Collected data entries
* * * *
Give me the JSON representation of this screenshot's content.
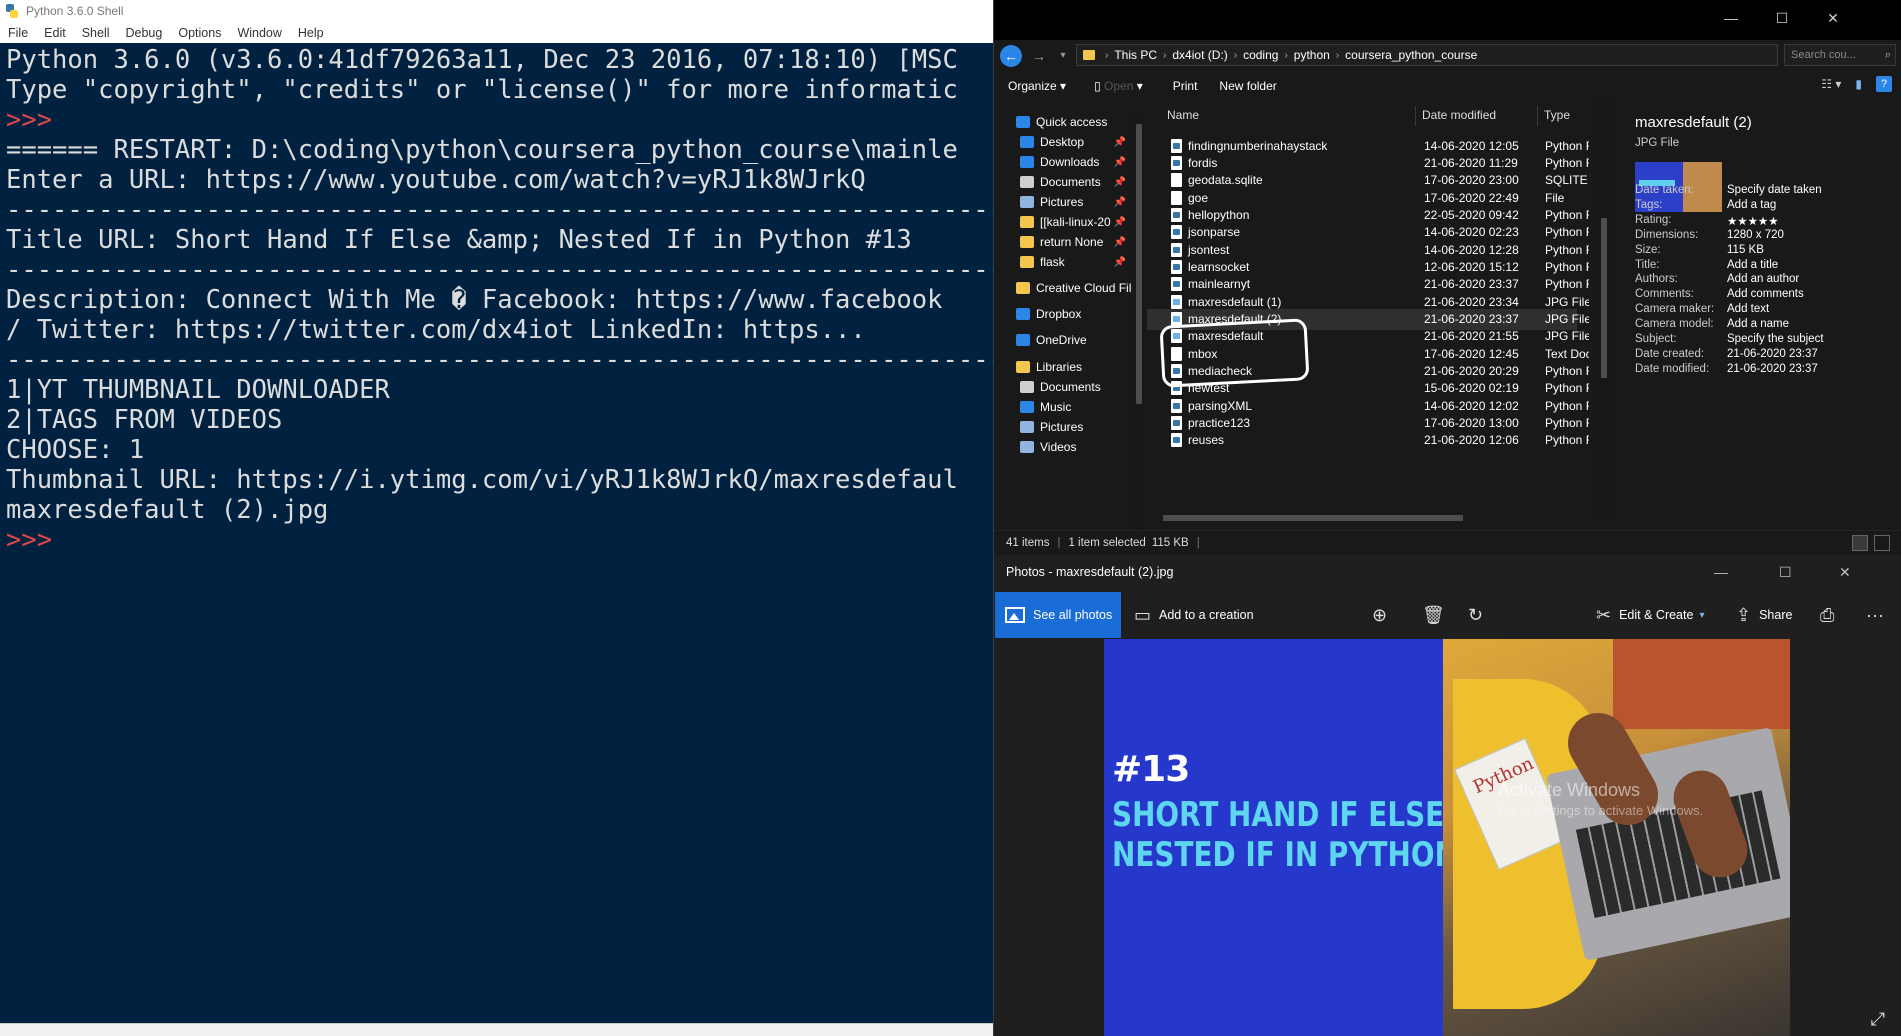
{
  "idle": {
    "title": "Python 3.6.0 Shell",
    "menu": [
      "File",
      "Edit",
      "Shell",
      "Debug",
      "Options",
      "Window",
      "Help"
    ],
    "lines": [
      {
        "text": "Python 3.6.0 (v3.6.0:41df79263a11, Dec 23 2016, 07:18:10) [MSC",
        "prompt": false
      },
      {
        "text": "Type \"copyright\", \"credits\" or \"license()\" for more informatic",
        "prompt": false
      },
      {
        "text": ">>>",
        "prompt": true
      },
      {
        "text": "====== RESTART: D:\\coding\\python\\coursera_python_course\\mainle",
        "prompt": false
      },
      {
        "text": "Enter a URL: https://www.youtube.com/watch?v=yRJ1k8WJrkQ",
        "prompt": false
      },
      {
        "text": "-----------------------------------------------------------------",
        "prompt": false
      },
      {
        "text": "Title URL: Short Hand If Else &amp; Nested If in Python #13",
        "prompt": false
      },
      {
        "text": "-----------------------------------------------------------------",
        "prompt": false
      },
      {
        "text": "Description: Connect With Me � Facebook: https://www.facebook",
        "prompt": false
      },
      {
        "text": "/ Twitter: https://twitter.com/dx4iot LinkedIn: https...",
        "prompt": false
      },
      {
        "text": "-----------------------------------------------------------------",
        "prompt": false
      },
      {
        "text": "1|YT THUMBNAIL DOWNLOADER",
        "prompt": false
      },
      {
        "text": "2|TAGS FROM VIDEOS",
        "prompt": false
      },
      {
        "text": "CHOOSE: 1",
        "prompt": false
      },
      {
        "text": "Thumbnail URL: https://i.ytimg.com/vi/yRJ1k8WJrkQ/maxresdefaul",
        "prompt": false
      },
      {
        "text": "maxresdefault (2).jpg",
        "prompt": false
      },
      {
        "text": ">>>",
        "prompt": true
      }
    ]
  },
  "explorer": {
    "window_controls": [
      "—",
      "☐",
      "✕"
    ],
    "breadcrumb": [
      "This PC",
      "dx4iot (D:)",
      "coding",
      "python",
      "coursera_python_course"
    ],
    "search_placeholder": "Search cou...",
    "toolbar": {
      "organize": "Organize",
      "open": "Open",
      "print": "Print",
      "new_folder": "New folder"
    },
    "nav_items": [
      {
        "label": "Quick access",
        "icon": "star-icon",
        "color": "#2b86e8",
        "pinned": false
      },
      {
        "label": "Desktop",
        "icon": "desktop-icon",
        "color": "#2b86e8",
        "pinned": true
      },
      {
        "label": "Downloads",
        "icon": "download-icon",
        "color": "#2b86e8",
        "pinned": true
      },
      {
        "label": "Documents",
        "icon": "documents-icon",
        "color": "#cfcfcf",
        "pinned": true
      },
      {
        "label": "Pictures",
        "icon": "pictures-icon",
        "color": "#8fb5e0",
        "pinned": true
      },
      {
        "label": "[[kali-linux-20",
        "icon": "folder-icon",
        "color": "#f3c74e",
        "pinned": true
      },
      {
        "label": "return None",
        "icon": "folder-icon",
        "color": "#f3c74e",
        "pinned": true
      },
      {
        "label": "flask",
        "icon": "folder-icon",
        "color": "#f3c74e",
        "pinned": true
      },
      {
        "label": "Creative Cloud File",
        "icon": "creative-cloud-icon",
        "color": "#f3c74e",
        "pinned": false
      },
      {
        "label": "Dropbox",
        "icon": "dropbox-icon",
        "color": "#2b86e8",
        "pinned": false
      },
      {
        "label": "OneDrive",
        "icon": "onedrive-icon",
        "color": "#2b86e8",
        "pinned": false
      },
      {
        "label": "Libraries",
        "icon": "libraries-icon",
        "color": "#f3c74e",
        "pinned": false
      },
      {
        "label": "Documents",
        "icon": "documents-icon",
        "color": "#cfcfcf",
        "pinned": false
      },
      {
        "label": "Music",
        "icon": "music-icon",
        "color": "#2b86e8",
        "pinned": false
      },
      {
        "label": "Pictures",
        "icon": "pictures-icon",
        "color": "#8fb5e0",
        "pinned": false
      },
      {
        "label": "Videos",
        "icon": "videos-icon",
        "color": "#8fb5e0",
        "pinned": false
      }
    ],
    "columns": {
      "name": "Name",
      "date": "Date modified",
      "type": "Type"
    },
    "files": [
      {
        "name": "findingnumberinahaystack",
        "date": "14-06-2020 12:05",
        "type": "Python F",
        "kind": "py"
      },
      {
        "name": "fordis",
        "date": "21-06-2020 11:29",
        "type": "Python F",
        "kind": "py"
      },
      {
        "name": "geodata.sqlite",
        "date": "17-06-2020 23:00",
        "type": "SQLITE F",
        "kind": "file"
      },
      {
        "name": "goe",
        "date": "17-06-2020 22:49",
        "type": "File",
        "kind": "file"
      },
      {
        "name": "hellopython",
        "date": "22-05-2020 09:42",
        "type": "Python F",
        "kind": "py"
      },
      {
        "name": "jsonparse",
        "date": "14-06-2020 02:23",
        "type": "Python F",
        "kind": "py"
      },
      {
        "name": "jsontest",
        "date": "14-06-2020 12:28",
        "type": "Python F",
        "kind": "py"
      },
      {
        "name": "learnsocket",
        "date": "12-06-2020 15:12",
        "type": "Python F",
        "kind": "py"
      },
      {
        "name": "mainlearnyt",
        "date": "21-06-2020 23:37",
        "type": "Python F",
        "kind": "py"
      },
      {
        "name": "maxresdefault (1)",
        "date": "21-06-2020 23:34",
        "type": "JPG File",
        "kind": "jpg"
      },
      {
        "name": "maxresdefault (2)",
        "date": "21-06-2020 23:37",
        "type": "JPG File",
        "kind": "jpg",
        "selected": true
      },
      {
        "name": "maxresdefault",
        "date": "21-06-2020 21:55",
        "type": "JPG File",
        "kind": "jpg"
      },
      {
        "name": "mbox",
        "date": "17-06-2020 12:45",
        "type": "Text Doc",
        "kind": "file"
      },
      {
        "name": "mediacheck",
        "date": "21-06-2020 20:29",
        "type": "Python F",
        "kind": "py"
      },
      {
        "name": "newtest",
        "date": "15-06-2020 02:19",
        "type": "Python F",
        "kind": "py"
      },
      {
        "name": "parsingXML",
        "date": "14-06-2020 12:02",
        "type": "Python F",
        "kind": "py"
      },
      {
        "name": "practice123",
        "date": "17-06-2020 13:00",
        "type": "Python F",
        "kind": "py"
      },
      {
        "name": "reuses",
        "date": "21-06-2020 12:06",
        "type": "Python F",
        "kind": "py"
      }
    ],
    "details": {
      "name": "maxresdefault (2)",
      "type": "JPG File",
      "props": [
        {
          "k": "Date taken:",
          "v": "Specify date taken"
        },
        {
          "k": "Tags:",
          "v": "Add a tag"
        },
        {
          "k": "Rating:",
          "v": "★★★★★"
        },
        {
          "k": "Dimensions:",
          "v": "1280 x 720"
        },
        {
          "k": "Size:",
          "v": "115 KB"
        },
        {
          "k": "Title:",
          "v": "Add a title"
        },
        {
          "k": "Authors:",
          "v": "Add an author"
        },
        {
          "k": "Comments:",
          "v": "Add comments"
        },
        {
          "k": "Camera maker:",
          "v": "Add text"
        },
        {
          "k": "Camera model:",
          "v": "Add a name"
        },
        {
          "k": "Subject:",
          "v": "Specify the subject"
        },
        {
          "k": "Date created:",
          "v": "21-06-2020 23:37"
        },
        {
          "k": "Date modified:",
          "v": "21-06-2020 23:37"
        }
      ]
    },
    "status": {
      "count": "41 items",
      "selected": "1 item selected",
      "size": "115 KB"
    }
  },
  "photos": {
    "title": "Photos - maxresdefault (2).jpg",
    "window_controls": [
      "—",
      "☐",
      "✕"
    ],
    "see_all": "See all photos",
    "add_creation": "Add to a creation",
    "edit_create": "Edit & Create",
    "share": "Share",
    "image": {
      "number": "#13",
      "caption_line1": "SHORT HAND IF ELSE &",
      "caption_line2": "NESTED IF IN PYTHON",
      "book_title": "Python"
    },
    "watermark_title": "Activate Windows",
    "watermark_sub": "Go to Settings to activate Windows."
  }
}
* * * *
*TASK OBJECTIVE:* Where a line of the material above holds the string "selected", copy that line.

*WRITTEN REPLY:*
        "selected": true
      "selected": "1 item selected",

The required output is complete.